### Stated problem
Draw out every line with the word "Lift" from the listing below.

(Data excerpts)

......

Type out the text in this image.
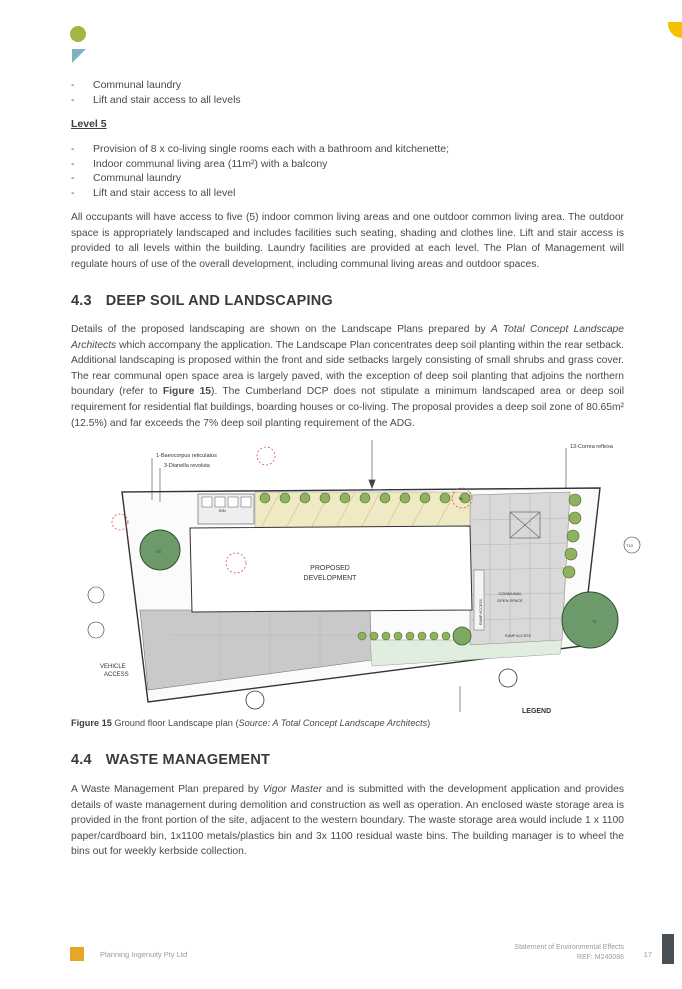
- Communal laundry
- Lift and stair access to all levels
Level 5
- Provision of 8 x co-living single rooms each with a bathroom and kitchenette;
- Indoor communal living area (11m²) with a balcony
- Communal laundry
- Lift and stair access to all level

All occupants will have access to five (5) indoor common living areas and one outdoor common living area. The outdoor space is appropriately landscaped and includes facilities such seating, shading and clothes line. Lift and stair access is provided to all levels within the building. Laundry facilities are provided at each level. The Plan of Management will regulate hours of use of the overall development, including communal living areas and outdoor spaces.

4.3 DEEP SOIL AND LANDSCAPING

Details of the proposed landscaping are shown on the Landscape Plans prepared by A Total Concept Landscape Architects which accompany the application. The Landscape Plan concentrates deep soil planting within the rear setback. Additional landscaping is proposed within the front and side setbacks largely consisting of small shrubs and grass cover. The rear communal open space area is largely paved, with the exception of deep soil planting that adjoins the northern boundary (refer to Figure 15). The Cumberland DCP does not stipulate a minimum landscaped area or deep soil requirement for residential flat buildings, boarding houses or co-living. The proposal provides a deep soil zone of 80.65m² (12.5%) and far exceeds the 7% deep soil planting requirement of the ADG.

1-Baeocorpus reticulatus
3-Dianella revoluta
13-Correa reflexa
PROPOSED
DEVELOPMENT
COMMUNAL
OPEN SPACE
RAMP ACCESS
RAMP ACCESS
VEHICLE
ACCESS
BIN
LEGEND
T1
T5
T8
T10
Figure 15 Ground floor Landscape plan (Source: A Total Concept Landscape Architects)
4.4 WASTE MANAGEMENT

A Waste Management Plan prepared by Vigor Master and is submitted with the development application and provides details of waste management during demolition and construction as well as operation. An enclosed waste storage area is provided in the front portion of the site, adjacent to the western boundary. The waste storage area would include 1 x 1100 paper/cardboard bin, 1x1100 metals/plastics bin and 3x 1100 residual waste bins. The building manager is to wheel the bins out for weekly kerbside collection.

Planning Ingenuity Pty Ltd
Statement of Environmental Effects
REF: M240086	17
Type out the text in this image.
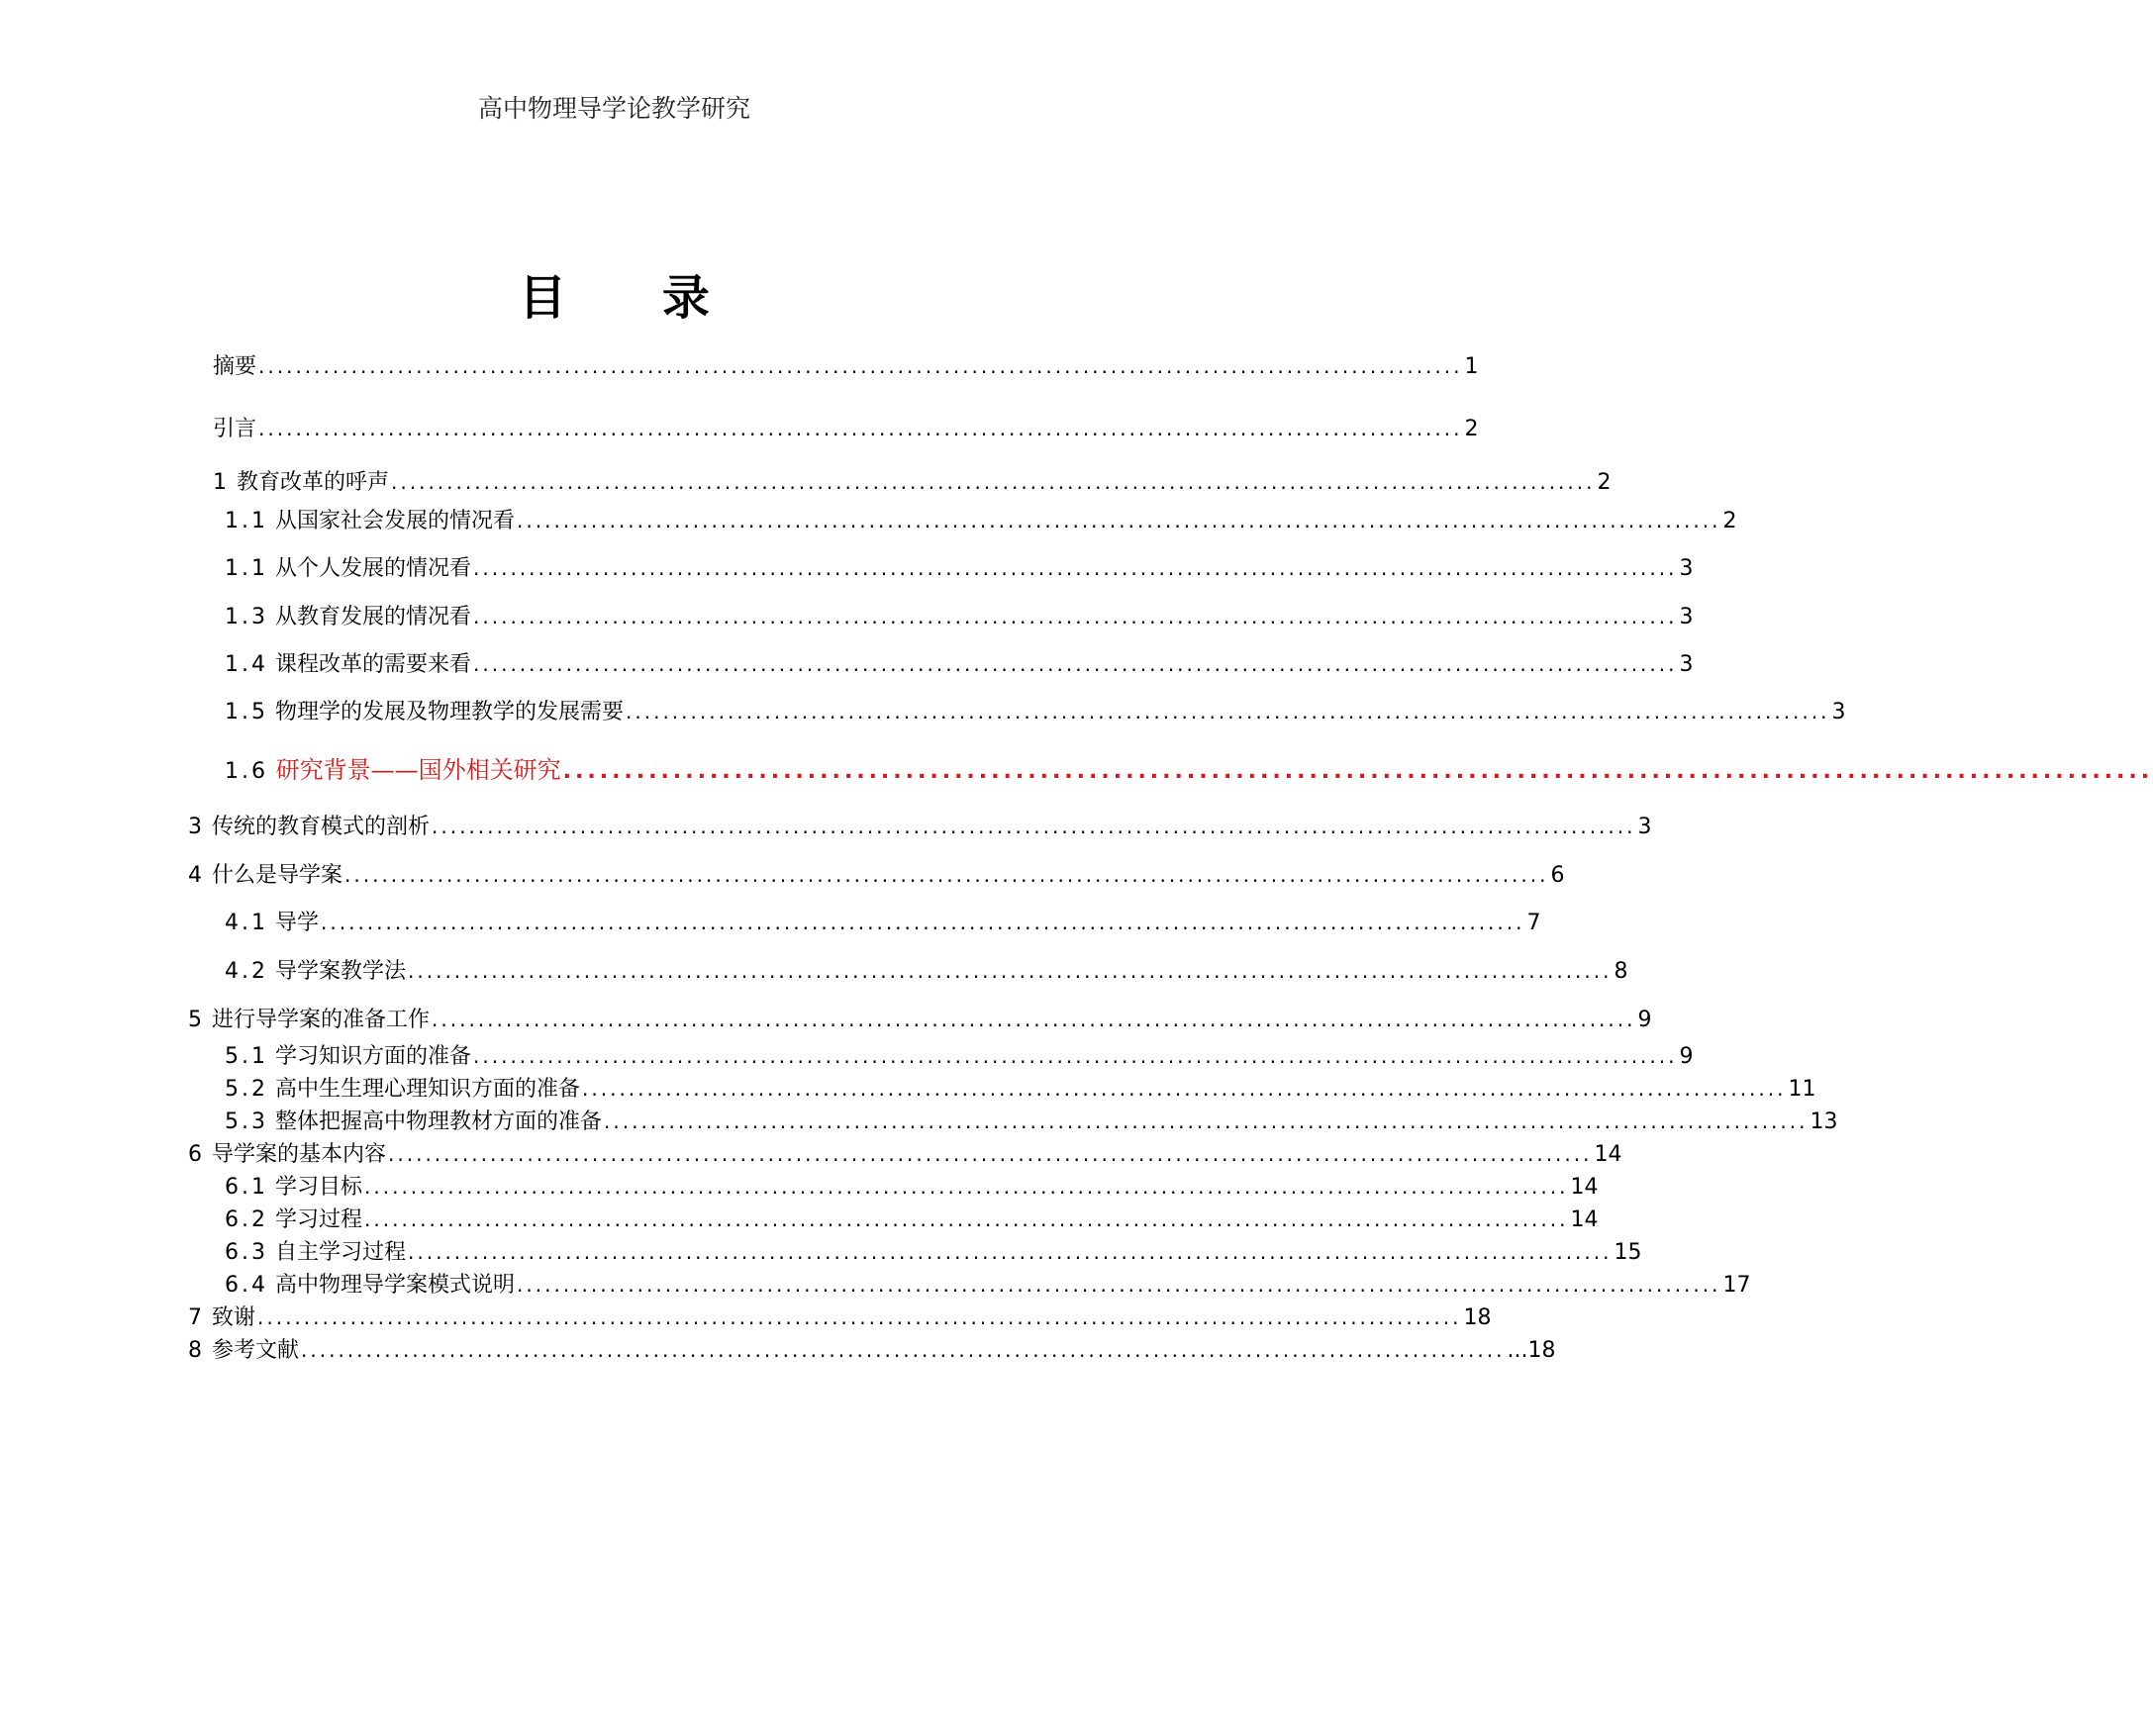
高中物理导学论教学研究
目 录
摘要 .................................................................................................................................. 1
引言 .................................................................................................................................. 2
1 教育改革的呼声 .................................................................................................................................. 2
1.1 从国家社会发展的情况看 .................................................................................................................................. 2
1.1 从个人发展的情况看 .................................................................................................................................. 3
1.3 从教育发展的情况看 .................................................................................................................................. 3
1.4 课程改革的需要来看 .................................................................................................................................. 3
1.5 物理学的发展及物理教学的发展需要 .................................................................................................................................. 3
1.6 研究背景——国外相关研究 ..................................................................................................................................
3 传统的教育模式的剖析 .................................................................................................................................. 3
4 什么是导学案 .................................................................................................................................. 6
4.1 导学 .................................................................................................................................. 7
4.2 导学案教学法 .................................................................................................................................. 8
5 进行导学案的准备工作 .................................................................................................................................. 9
5.1 学习知识方面的准备 .................................................................................................................................. 9
5.2 高中生生理心理知识方面的准备 .................................................................................................................................. 11
5.3 整体把握高中物理教材方面的准备 .................................................................................................................................. 13
6 导学案的基本内容 .................................................................................................................................. 14
6.1 学习目标 .................................................................................................................................. 14
6.2 学习过程 .................................................................................................................................. 14
6.3 自主学习过程 .................................................................................................................................. 15
6.4 高中物理导学案模式说明 .................................................................................................................................. 17
7 致谢 .................................................................................................................................. 18
8 参考文献 .................................................................................................................................. ...18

......

### Solution for this task
- Lift and stair access to all levels
- Lift and stair access to all level
All occupants will have access to five (5) indoor common living areas and one outdoor common living area. The outdoor space is appropriately landscaped and includes facilities such seating, shading and clothes line. Lift and stair access is provided to all levels within the building. Laundry facilities are provided at each level. The Plan of Management will regulate hours of use of the overall development, including communal living areas and outdoor spaces.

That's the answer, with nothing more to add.